• _Reading passage_
_ _ _ _ _ _ _
Skip to content

sfkleach/regexptable

Repository files navigation

RegexpTable

A high-performance multi-pattern regexp classifier for Go using pluggable regex engines. This library compiles multiple regexp patterns into a single regexp for efficient lookup.

Installation

go get github.com/sfkleach/regexptable

Features

  • High Performance: Uses a single compiled regexp with named capture groups for O(n) matching regardless of pattern count (with Go's default regexp implementation)
  • Builder Pattern: RegexpTableBuilder provides a convenient API that hides compilation complexity
  • Lazy Compilation: Defers regexp build until lookup for better performance when adding multiple patterns
  • Type Safe: Generic implementation supports any value type T
  • Reserved Namespace: Uses __REGEXPTABLE_ prefix to avoid conflicts with user-defined capture groups
  • Built-in Regexp: Uses Go's standard regexp package by default - no external dependencies
  • Full Match Access: Returns both the classified value and complete submatch details
  • Pluggable Regexp Engines: Supports different regexp engines (see integrating with regexp2 for advanced features like lookbehind)

Quick Start (Recommended)

package main

import (
    "fmt"
    "github.com/sfkleach/regexptable"
)

type TokenType int

const (
    TokenKeyword TokenType = iota
    TokenIdentifier
    TokenNumber
)

func main() {
    // Use the builder pattern - no need to think about compilation!
    table, err := regexptable.NewRegexpTableBuilder[TokenType]().
        AddPattern(`\b(if|else|while|for)\b`, TokenKeyword).
        AddPattern(`\b[a-zA-Z_][a-zA-Z0-9_]*\b`, TokenIdentifier).
        AddPattern(`\b\d+\b`, TokenNumber).
        Build()
    
    if err != nil {
        panic(err) // Only fails if patterns are invalid
    }
    
    // Use the table
    if value, matches, ok := table.TryLookup("if"); ok {
        fmt.Printf("Matched: %v (%s)\n", value, matches[0])
    }
}

Builder Usage Patterns

Basic Builder Usage

// Simple fluent interface
table, err := regexptable.NewRegexpTableBuilder[string]().
    AddPattern("hello", "greeting").
    AddPattern("world", "place").
    Build()

Builder Chaining and Reuse

// Create a base builder
base := regexptable.NewRegexpTableBuilder[TokenType]().
    AddPattern(`form\w*`, FormStart).
    AddPattern(`end\w*`, FormEnd)

// Clone and extend for different contexts  
webBuilder := base.Clone().
    AddPattern(`button\w*`, Button).
    AddPattern(`input\w*`, Input)

codeBuilder := base.Clone().
    AddPattern(`class\w*`, ClassDef).
    AddPattern(`method\w*`, MethodDef)

// Build specialized tables
webTable, _ := webBuilder.Build()
codeTable, _ := codeBuilder.Build()

Static Configuration with MustBuild

// For static configs where patterns are known valid
var GlobalTokenTable = regexptable.NewRegexpTableBuilder[TokenType]().
    AddPattern(`\b(if|else|while|for)\b`, Keyword).
    AddPattern(`\b[a-zA-Z_]\w*\b`, Identifier).
    AddPattern(`\b\d+\b`, Number).
    MustBuild() // Panics if patterns are invalid

func lookupToken(input string) TokenType {
    value, _, _ := GlobalTokenTable.TryLookup(input)
_ _ _ _ _ _ _
• _Records_
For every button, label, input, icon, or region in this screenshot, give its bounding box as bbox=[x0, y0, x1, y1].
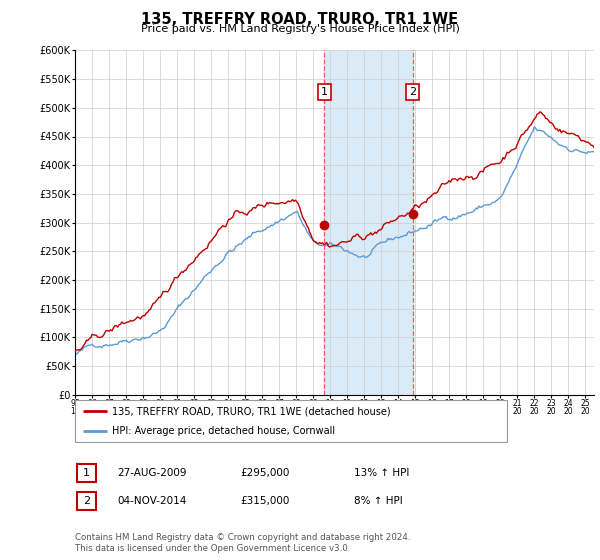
Text: 135, TREFFRY ROAD, TRURO, TR1 1WE (detached house): 135, TREFFRY ROAD, TRURO, TR1 1WE (detac… bbox=[112, 407, 391, 416]
Text: £315,000: £315,000 bbox=[240, 496, 289, 506]
Text: 13% ↑ HPI: 13% ↑ HPI bbox=[354, 468, 409, 478]
Text: Price paid vs. HM Land Registry's House Price Index (HPI): Price paid vs. HM Land Registry's House … bbox=[140, 24, 460, 34]
Text: 2: 2 bbox=[83, 496, 90, 506]
Text: Contains HM Land Registry data © Crown copyright and database right 2024.
This d: Contains HM Land Registry data © Crown c… bbox=[75, 533, 410, 553]
Text: 1: 1 bbox=[83, 468, 90, 478]
Text: 8% ↑ HPI: 8% ↑ HPI bbox=[354, 496, 403, 506]
Text: 1: 1 bbox=[321, 87, 328, 97]
Text: 27-AUG-2009: 27-AUG-2009 bbox=[117, 468, 187, 478]
Bar bbox=[77, 492, 96, 510]
Bar bbox=[324, 50, 413, 395]
Bar bbox=[77, 464, 96, 482]
Text: £295,000: £295,000 bbox=[240, 468, 289, 478]
Text: 135, TREFFRY ROAD, TRURO, TR1 1WE: 135, TREFFRY ROAD, TRURO, TR1 1WE bbox=[142, 12, 458, 27]
Text: 2: 2 bbox=[409, 87, 416, 97]
Text: HPI: Average price, detached house, Cornwall: HPI: Average price, detached house, Corn… bbox=[112, 427, 335, 436]
Text: 04-NOV-2014: 04-NOV-2014 bbox=[117, 496, 187, 506]
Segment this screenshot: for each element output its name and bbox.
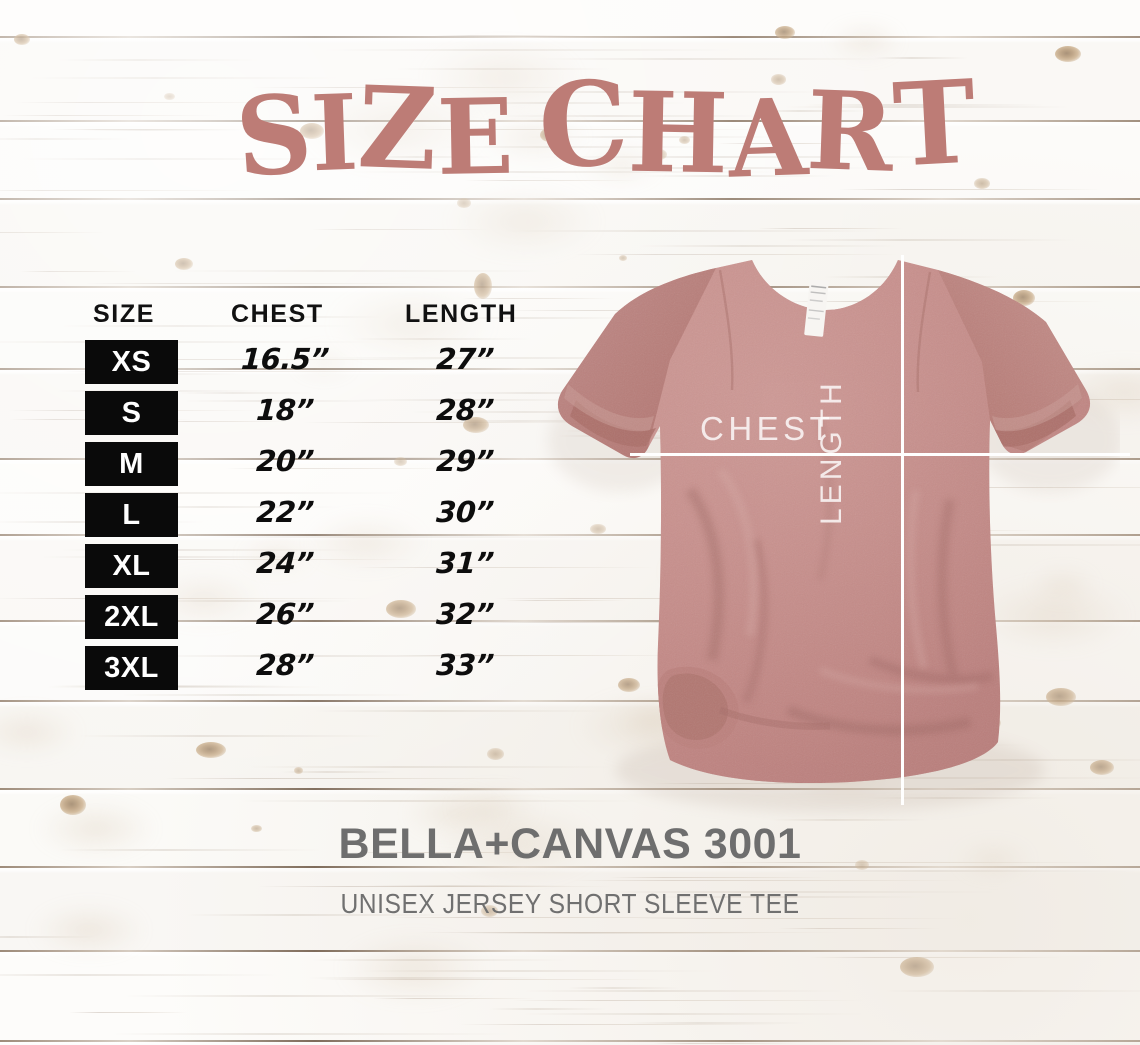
wood-grain: [758, 228, 903, 229]
tshirt-illustration: [520, 240, 1120, 820]
chest-value: 16.5”: [214, 342, 356, 376]
wood-grain: [258, 886, 618, 887]
length-value: 32”: [399, 597, 531, 631]
wood-grain: [626, 1022, 805, 1024]
chest-value: 20”: [214, 444, 356, 478]
brand-name: BELLA+CANVAS 3001: [0, 820, 1140, 869]
chest-value: 28”: [214, 648, 356, 682]
size-badge: S: [85, 391, 178, 435]
wood-grain: [172, 270, 546, 272]
wood-grain: [3, 115, 219, 116]
wood-grain: [880, 990, 1140, 992]
title-letter: I: [309, 80, 359, 186]
size-badge-label: L: [122, 501, 140, 530]
title-letter: T: [891, 65, 979, 184]
wood-grain: [112, 1033, 511, 1035]
size-badge-label: M: [119, 450, 144, 479]
length-value: 29”: [399, 444, 531, 478]
size-badge-label: 2XL: [104, 603, 159, 632]
wood-grain: [568, 987, 680, 989]
table-row: L 22” 30”: [85, 493, 555, 544]
wood-grain: [0, 974, 278, 976]
chest-value: 18”: [214, 393, 356, 427]
size-badge: M: [85, 442, 178, 486]
wood-grain: [782, 870, 1140, 872]
wood-grain: [523, 990, 843, 992]
wood-knot: [196, 742, 226, 758]
size-badge-label: XL: [112, 552, 150, 581]
table-row: XL 24” 31”: [85, 544, 555, 595]
size-badge-label: S: [122, 399, 142, 428]
product-tagline: UNISEX JERSEY SHORT SLEEVE TEE: [68, 888, 1071, 920]
title-letter: Z: [356, 71, 439, 186]
length-value: 31”: [399, 546, 531, 580]
wood-grain: [512, 1000, 866, 1001]
wood-knot: [775, 26, 795, 39]
column-header-chest: CHEST: [231, 300, 324, 329]
size-badge: L: [85, 493, 178, 537]
wood-grain: [82, 129, 242, 131]
length-value: 28”: [399, 393, 531, 427]
table-row: S 18” 28”: [85, 391, 555, 442]
wood-wash: [828, 24, 902, 57]
table-row: 2XL 26” 32”: [85, 595, 555, 646]
size-badge-label: 3XL: [104, 654, 159, 683]
wood-grain: [573, 880, 970, 881]
table-header-row: SIZE CHEST LENGTH: [85, 300, 555, 340]
wood-grain: [165, 778, 525, 779]
wood-knot: [487, 748, 504, 760]
length-value: 27”: [399, 342, 531, 376]
column-header-length: LENGTH: [405, 300, 517, 329]
chest-value: 24”: [214, 546, 356, 580]
size-badge: XL: [85, 544, 178, 588]
wood-grain: [522, 1013, 865, 1015]
wood-knot: [60, 795, 86, 815]
wood-knot: [900, 957, 934, 977]
table-row: 3XL 28” 33”: [85, 646, 555, 697]
title-letter: C: [536, 66, 631, 187]
column-header-size: SIZE: [93, 300, 155, 329]
tshirt-product-image: [520, 240, 1120, 820]
title-letter: H: [627, 77, 729, 189]
size-badge-label: XS: [112, 348, 152, 377]
page-title: SIZE CHART: [236, 72, 916, 202]
wood-wash: [338, 934, 491, 1003]
table-body: XS 16.5” 27” S 18” 28” M 20” 29” L 22” 30” XL 24” 31” 2…: [85, 340, 555, 697]
size-chart-table: SIZE CHEST LENGTH XS 16.5” 27” S 18” 28” M 20” 2…: [85, 300, 555, 697]
wood-knot: [474, 273, 492, 299]
wood-plank: [0, 952, 1140, 1042]
wood-plank: [0, 0, 1140, 38]
title-letter: R: [805, 76, 895, 187]
wood-knot: [1055, 46, 1081, 62]
size-badge: 2XL: [85, 595, 178, 639]
wood-grain: [0, 232, 104, 233]
size-badge: 3XL: [85, 646, 178, 690]
wood-knot: [175, 258, 193, 270]
wood-grain: [609, 877, 826, 878]
wood-grain: [77, 735, 385, 737]
chest-value: 22”: [214, 495, 356, 529]
title-letter: S: [233, 79, 315, 192]
table-row: XS 16.5” 27”: [85, 340, 555, 391]
length-value: 30”: [399, 495, 531, 529]
wood-grain: [653, 1043, 796, 1044]
wood-grain: [443, 36, 783, 37]
wood-grain: [0, 190, 257, 191]
table-row: M 20” 29”: [85, 442, 555, 493]
wood-grain: [58, 59, 260, 61]
size-badge: XS: [85, 340, 178, 384]
title-letter: E: [436, 84, 514, 189]
chest-value: 26”: [214, 597, 356, 631]
wood-knot: [14, 34, 30, 45]
title-letter: A: [727, 85, 810, 194]
length-value: 33”: [399, 648, 531, 682]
_ _ _ _ _ _ _
• _Required tasks_
**A.** In the records, from the line with "wood-grain: [758, 228, 903, 229]" up to and including the line with "wood-grain: [0, 974, 278, 976]", switch "chest-value" to "chest-width" and write those lines out again with nothing else changed.
**B.** Continue the RegexpTable README from the point where it stops.
The README text and the records have no connection to each other.

• _Answers for the tasks_
**A.**
wood-grain: [758, 228, 903, 229]
tshirt-illustration: [520, 240, 1120, 820]
chest-width: 16.5”: [214, 342, 356, 376]
wood-grain: [258, 886, 618, 887]
length-value: 32”: [399, 597, 531, 631]
wood-grain: [626, 1022, 805, 1024]
chest-width: 20”: [214, 444, 356, 478]
brand-name: BELLA+CANVAS 3001: [0, 820, 1140, 869]
chest-width: 28”: [214, 648, 356, 682]
size-badge: S: [85, 391, 178, 435]
wood-grain: [172, 270, 546, 272]
wood-grain: [3, 115, 219, 116]
wood-grain: [880, 990, 1140, 992]
title-letter: I: [309, 80, 359, 186]
size-badge-label: L: [122, 501, 140, 530]
title-letter: T: [891, 65, 979, 184]
wood-grain: [112, 1033, 511, 1035]
size-badge-label: M: [119, 450, 144, 479]
length-value: 29”: [399, 444, 531, 478]
size-badge-label: 2XL: [104, 603, 159, 632]
wood-grain: [568, 987, 680, 989]
table-row: L 22” 30”: [85, 493, 555, 544]
wood-grain: [0, 974, 278, 976]

**B.**
    return value
}

Alternation Patterns

You can create alternation patterns (multiple patterns that map to the same value) in two ways:

Using AddSubPatterns

// All these number formats map to "number"
table, err := regexptable.NewRegexpTableBuilder[string]().
    AddSubPatterns([]string{`\d+`, `0x[0-9a-fA-F]+`, `0b[01]+`}, "number").
    AddPattern(`[a-zA-Z]+`, "word").
    Build(true, false)

Using Type-Safe Fluent Interface

// Same result with type-safe method chaining
table, err := regexptable.NewRegexpTableBuilder[string]().
    BeginAddSubPatterns().
        AddSubPattern(`\d+`).
        AddSubPattern(`0x[0-9a-fA-F]+`).
        AddSubPattern(`0b[01]+`).
        EndAddSubPatterns("number").
    AddPattern(`[a-zA-Z]+`, "word").
    Build(true, false)

The type-safe interface prevents calling methods out of order and ensures proper alternation construction. Both approaches create the same regexp pattern: (?:\d+|0x[0-9a-fA-F]+|0b[01]+).

Builder State Management

builder := regexptable.NewRegexpTableBuilder[string]()

// Add patterns
builder.AddPattern("test1", "value1")
builder.AddPattern("test2", "value2")

// Clear and reuse
builder.Clear()

API Reference

Builder Pattern (Recommended)

NewRegexpTableBuilder[T any]() *RegexpTableBuilder[T]

Creates a new builder for RegexpTable[T] using the standard Go regexp engine.

NewRegexpTableBuilderWithEngine[T any](engine RegexpEngine) *RegexpTableBuilder[T]

Creates a new builder using a custom regexp engine.

AddPattern(pattern string, value T) *RegexpTableBuilder[T]

Adds a pattern to the builder. Returns the builder for method chaining.

Build() (*RegexpTable[T], error)

Creates the final RegexpTable with all accumulated patterns. Compilation happens here.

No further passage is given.